State how many lines of the records contain the string "brown". Give the number alone.

Extracted data entries:
----------------

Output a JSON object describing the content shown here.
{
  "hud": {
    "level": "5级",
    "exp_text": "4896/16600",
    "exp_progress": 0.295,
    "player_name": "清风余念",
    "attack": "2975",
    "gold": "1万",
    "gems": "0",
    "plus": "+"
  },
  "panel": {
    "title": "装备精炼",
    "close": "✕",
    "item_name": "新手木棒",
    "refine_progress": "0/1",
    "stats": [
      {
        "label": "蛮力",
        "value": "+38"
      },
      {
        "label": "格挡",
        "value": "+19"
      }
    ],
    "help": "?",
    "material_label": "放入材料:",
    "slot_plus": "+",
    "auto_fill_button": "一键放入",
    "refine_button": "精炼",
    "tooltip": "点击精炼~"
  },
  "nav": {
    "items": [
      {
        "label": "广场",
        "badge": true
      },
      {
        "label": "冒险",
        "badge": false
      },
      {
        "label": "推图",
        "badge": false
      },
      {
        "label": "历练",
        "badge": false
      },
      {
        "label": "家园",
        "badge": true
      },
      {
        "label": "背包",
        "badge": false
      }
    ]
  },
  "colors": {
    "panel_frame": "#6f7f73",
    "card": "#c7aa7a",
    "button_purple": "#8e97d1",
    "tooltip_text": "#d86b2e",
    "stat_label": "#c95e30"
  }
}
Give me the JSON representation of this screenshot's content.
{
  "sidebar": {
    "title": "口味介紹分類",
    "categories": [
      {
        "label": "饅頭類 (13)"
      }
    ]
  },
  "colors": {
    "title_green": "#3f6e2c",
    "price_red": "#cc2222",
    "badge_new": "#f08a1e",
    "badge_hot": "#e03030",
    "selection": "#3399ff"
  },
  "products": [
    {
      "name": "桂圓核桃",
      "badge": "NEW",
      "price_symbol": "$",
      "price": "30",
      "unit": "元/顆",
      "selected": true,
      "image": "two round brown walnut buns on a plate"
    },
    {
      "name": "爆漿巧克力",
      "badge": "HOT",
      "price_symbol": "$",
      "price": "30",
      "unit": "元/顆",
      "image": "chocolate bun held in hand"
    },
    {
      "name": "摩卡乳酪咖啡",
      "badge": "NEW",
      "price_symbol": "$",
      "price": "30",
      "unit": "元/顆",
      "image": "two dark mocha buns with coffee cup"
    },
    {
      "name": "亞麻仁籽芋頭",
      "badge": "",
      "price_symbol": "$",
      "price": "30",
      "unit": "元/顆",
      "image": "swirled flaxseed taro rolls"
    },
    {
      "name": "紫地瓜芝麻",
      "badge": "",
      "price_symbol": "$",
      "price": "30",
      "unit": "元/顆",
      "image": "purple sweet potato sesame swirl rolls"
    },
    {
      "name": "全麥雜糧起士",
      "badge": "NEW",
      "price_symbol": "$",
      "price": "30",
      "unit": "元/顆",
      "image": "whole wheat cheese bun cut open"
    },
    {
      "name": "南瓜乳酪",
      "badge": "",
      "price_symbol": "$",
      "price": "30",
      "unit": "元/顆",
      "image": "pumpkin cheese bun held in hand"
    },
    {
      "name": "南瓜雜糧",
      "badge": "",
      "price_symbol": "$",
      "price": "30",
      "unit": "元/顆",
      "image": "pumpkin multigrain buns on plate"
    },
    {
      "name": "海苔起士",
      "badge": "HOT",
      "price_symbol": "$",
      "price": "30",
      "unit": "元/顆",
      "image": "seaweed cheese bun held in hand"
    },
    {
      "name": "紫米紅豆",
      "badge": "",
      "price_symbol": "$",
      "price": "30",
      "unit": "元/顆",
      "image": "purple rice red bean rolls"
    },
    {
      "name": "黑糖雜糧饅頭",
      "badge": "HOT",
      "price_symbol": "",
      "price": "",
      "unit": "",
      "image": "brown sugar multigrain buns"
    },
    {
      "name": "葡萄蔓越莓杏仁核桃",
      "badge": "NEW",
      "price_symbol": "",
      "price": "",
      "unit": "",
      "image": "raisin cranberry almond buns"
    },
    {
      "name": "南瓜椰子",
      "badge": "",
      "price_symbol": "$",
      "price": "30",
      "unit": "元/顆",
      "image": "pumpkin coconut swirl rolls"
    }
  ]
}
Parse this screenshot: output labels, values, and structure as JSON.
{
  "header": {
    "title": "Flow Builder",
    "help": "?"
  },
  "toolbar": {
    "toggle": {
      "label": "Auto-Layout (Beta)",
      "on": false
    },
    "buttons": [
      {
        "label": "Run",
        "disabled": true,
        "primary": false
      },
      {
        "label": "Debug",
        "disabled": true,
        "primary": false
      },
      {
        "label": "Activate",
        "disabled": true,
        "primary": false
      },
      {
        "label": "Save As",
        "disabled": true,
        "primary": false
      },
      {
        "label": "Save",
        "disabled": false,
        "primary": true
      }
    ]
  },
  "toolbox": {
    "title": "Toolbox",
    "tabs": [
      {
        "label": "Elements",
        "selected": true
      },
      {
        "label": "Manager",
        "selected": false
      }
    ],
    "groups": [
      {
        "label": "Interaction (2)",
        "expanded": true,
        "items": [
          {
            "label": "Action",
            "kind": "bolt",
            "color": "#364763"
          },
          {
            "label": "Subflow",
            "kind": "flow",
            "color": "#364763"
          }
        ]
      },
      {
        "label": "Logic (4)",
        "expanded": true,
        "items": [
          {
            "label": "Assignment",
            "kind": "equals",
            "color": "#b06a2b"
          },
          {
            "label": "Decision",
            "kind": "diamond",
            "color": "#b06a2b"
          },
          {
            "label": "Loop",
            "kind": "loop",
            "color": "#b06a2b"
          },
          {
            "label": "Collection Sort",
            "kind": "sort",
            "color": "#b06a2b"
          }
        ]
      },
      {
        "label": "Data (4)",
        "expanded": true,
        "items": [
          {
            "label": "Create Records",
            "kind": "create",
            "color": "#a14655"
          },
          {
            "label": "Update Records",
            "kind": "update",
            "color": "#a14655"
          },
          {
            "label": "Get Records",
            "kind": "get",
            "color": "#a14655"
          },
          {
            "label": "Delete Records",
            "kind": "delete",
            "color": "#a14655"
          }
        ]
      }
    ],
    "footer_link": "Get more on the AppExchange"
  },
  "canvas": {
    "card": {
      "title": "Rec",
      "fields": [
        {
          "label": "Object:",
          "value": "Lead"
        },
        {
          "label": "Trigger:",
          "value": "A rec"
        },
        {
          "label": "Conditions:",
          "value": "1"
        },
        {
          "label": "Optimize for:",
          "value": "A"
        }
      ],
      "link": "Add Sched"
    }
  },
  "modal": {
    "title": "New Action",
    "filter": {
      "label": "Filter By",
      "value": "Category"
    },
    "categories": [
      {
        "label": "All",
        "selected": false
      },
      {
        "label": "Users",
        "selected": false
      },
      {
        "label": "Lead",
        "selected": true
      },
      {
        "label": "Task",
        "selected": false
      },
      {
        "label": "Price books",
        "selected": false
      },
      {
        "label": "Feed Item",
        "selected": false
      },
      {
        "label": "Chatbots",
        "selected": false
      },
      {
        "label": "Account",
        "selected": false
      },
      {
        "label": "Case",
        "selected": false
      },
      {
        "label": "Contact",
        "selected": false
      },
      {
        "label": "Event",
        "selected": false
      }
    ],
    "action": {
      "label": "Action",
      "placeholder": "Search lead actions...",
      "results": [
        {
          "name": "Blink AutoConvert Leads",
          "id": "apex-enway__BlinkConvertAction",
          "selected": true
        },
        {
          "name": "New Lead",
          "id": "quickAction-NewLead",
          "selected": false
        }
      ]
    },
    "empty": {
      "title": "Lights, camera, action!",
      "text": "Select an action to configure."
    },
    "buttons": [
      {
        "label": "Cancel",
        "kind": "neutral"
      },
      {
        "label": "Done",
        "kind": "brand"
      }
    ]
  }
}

----------------

Finished exercise:
2